[START OF Source material]

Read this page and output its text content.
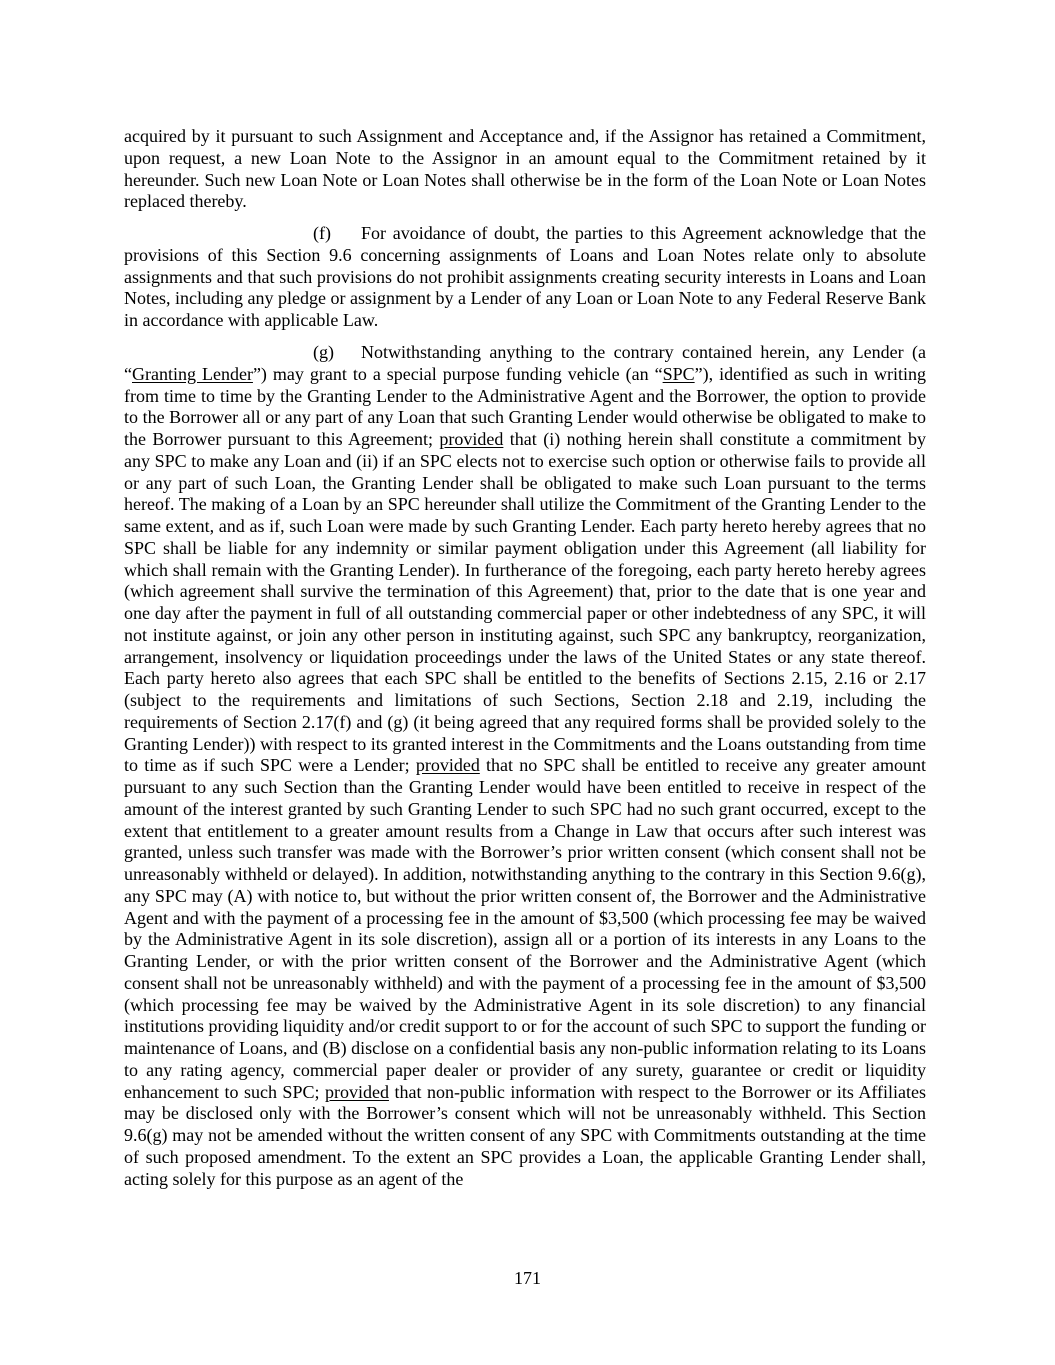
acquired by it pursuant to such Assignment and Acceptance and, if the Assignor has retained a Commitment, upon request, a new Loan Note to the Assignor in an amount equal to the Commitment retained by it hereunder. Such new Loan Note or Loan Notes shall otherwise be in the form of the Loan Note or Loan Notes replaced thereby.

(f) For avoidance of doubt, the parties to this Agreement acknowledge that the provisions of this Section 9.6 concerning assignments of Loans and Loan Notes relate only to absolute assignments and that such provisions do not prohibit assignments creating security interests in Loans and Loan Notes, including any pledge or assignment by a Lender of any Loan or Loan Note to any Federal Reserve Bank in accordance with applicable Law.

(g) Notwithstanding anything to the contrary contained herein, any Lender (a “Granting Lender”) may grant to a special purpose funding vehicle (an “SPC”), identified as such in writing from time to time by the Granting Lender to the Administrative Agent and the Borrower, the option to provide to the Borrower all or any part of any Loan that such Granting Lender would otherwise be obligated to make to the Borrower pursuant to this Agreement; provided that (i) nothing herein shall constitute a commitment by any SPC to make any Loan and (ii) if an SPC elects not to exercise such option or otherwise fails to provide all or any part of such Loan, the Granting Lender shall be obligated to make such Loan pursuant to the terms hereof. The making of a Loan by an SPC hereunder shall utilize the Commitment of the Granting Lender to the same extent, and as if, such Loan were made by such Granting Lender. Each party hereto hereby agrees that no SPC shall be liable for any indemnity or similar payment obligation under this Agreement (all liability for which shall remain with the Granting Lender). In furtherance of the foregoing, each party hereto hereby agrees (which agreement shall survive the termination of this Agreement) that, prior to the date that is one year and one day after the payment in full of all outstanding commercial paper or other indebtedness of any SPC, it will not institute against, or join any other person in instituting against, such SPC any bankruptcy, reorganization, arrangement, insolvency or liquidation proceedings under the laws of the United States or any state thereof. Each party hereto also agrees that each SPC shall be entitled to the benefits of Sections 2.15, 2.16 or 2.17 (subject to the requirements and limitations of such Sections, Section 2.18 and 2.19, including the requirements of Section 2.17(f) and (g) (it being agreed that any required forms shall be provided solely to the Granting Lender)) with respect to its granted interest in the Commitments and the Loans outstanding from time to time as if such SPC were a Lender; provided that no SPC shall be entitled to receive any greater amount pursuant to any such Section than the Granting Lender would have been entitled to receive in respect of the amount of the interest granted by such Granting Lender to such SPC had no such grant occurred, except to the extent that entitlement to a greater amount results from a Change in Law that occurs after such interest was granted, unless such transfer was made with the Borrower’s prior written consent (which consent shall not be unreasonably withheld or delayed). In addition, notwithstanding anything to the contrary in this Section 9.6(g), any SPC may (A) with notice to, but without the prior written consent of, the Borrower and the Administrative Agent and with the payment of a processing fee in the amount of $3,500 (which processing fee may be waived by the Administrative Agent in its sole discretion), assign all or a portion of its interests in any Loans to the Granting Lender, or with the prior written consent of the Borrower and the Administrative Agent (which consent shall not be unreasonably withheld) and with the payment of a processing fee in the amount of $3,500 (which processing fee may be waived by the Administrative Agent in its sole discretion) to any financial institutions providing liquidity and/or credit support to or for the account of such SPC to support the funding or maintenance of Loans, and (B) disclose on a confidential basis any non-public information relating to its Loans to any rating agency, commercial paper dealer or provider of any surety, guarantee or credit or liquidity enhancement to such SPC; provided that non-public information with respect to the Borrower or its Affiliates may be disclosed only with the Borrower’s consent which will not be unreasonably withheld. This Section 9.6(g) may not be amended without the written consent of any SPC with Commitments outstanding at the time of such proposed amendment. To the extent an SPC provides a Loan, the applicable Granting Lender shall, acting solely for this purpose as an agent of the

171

[END OF Source material]
[START OF Source material]

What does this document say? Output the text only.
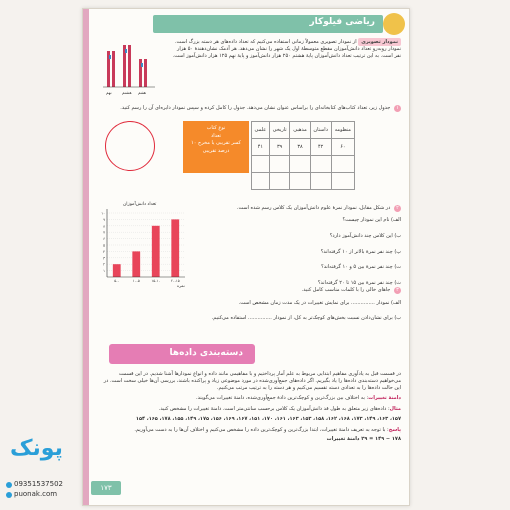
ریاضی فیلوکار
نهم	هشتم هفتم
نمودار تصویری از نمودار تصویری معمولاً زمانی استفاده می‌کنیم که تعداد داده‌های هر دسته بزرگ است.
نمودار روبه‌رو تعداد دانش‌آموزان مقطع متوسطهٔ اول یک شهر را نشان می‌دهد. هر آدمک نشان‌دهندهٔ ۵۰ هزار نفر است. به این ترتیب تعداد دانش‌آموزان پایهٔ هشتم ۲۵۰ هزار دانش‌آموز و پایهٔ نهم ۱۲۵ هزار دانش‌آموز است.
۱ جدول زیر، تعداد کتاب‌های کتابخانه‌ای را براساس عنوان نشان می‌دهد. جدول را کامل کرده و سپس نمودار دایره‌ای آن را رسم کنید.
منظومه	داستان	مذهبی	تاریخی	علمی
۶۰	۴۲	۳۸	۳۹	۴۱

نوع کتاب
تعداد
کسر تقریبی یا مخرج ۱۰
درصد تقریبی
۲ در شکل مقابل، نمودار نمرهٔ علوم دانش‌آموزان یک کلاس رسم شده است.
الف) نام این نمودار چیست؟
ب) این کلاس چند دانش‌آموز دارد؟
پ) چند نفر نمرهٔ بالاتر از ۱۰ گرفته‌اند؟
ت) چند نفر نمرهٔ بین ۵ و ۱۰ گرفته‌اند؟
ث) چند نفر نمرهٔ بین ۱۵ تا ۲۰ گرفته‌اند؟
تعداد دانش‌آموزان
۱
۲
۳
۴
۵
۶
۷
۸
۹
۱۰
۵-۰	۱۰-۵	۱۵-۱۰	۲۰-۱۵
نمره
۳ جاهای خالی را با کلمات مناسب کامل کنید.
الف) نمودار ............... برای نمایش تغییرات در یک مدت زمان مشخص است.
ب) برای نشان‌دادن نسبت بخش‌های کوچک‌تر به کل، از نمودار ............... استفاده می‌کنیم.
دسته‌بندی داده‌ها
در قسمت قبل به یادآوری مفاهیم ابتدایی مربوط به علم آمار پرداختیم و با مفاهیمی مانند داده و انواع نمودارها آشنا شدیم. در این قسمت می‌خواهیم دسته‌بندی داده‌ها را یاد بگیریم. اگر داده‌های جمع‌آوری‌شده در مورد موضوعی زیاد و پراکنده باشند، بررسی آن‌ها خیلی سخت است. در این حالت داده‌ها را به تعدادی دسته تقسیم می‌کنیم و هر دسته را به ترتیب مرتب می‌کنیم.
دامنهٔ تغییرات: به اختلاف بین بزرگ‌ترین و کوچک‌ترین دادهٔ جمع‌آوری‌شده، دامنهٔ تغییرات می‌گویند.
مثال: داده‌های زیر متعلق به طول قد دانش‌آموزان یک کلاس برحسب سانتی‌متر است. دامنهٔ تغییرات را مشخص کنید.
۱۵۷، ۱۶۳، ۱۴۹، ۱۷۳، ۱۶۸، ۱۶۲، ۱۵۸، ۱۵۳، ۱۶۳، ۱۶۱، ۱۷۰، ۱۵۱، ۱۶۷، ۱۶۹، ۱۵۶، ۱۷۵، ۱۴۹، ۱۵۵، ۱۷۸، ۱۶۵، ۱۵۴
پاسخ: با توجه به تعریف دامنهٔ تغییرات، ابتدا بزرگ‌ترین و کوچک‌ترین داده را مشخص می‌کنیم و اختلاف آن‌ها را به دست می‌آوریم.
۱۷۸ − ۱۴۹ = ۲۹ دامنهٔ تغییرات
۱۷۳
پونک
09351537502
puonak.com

[END OF Source material]

** To do **
Look through the entries and return every line where "دانش" appears.

** The solution **
نمودار روبه‌رو تعداد دانش‌آموزان مقطع متوسطهٔ اول یک شهر را نشان می‌دهد. هر آدمک نشان‌دهندهٔ ۵۰ هزار نفر است. به این ترتیب تعداد دانش‌آموزان پایهٔ هشتم ۲۵۰ هزار دانش‌آموز و پایهٔ نهم ۱۲۵ هزار دانش‌آموز است.
۲ در شکل مقابل، نمودار نمرهٔ علوم دانش‌آموزان یک کلاس رسم شده است.
ب) این کلاس چند دانش‌آموز دارد؟
تعداد دانش‌آموزان
مثال: داده‌های زیر متعلق به طول قد دانش‌آموزان یک کلاس برحسب سانتی‌متر است. دامنهٔ تغییرات را مشخص کنید.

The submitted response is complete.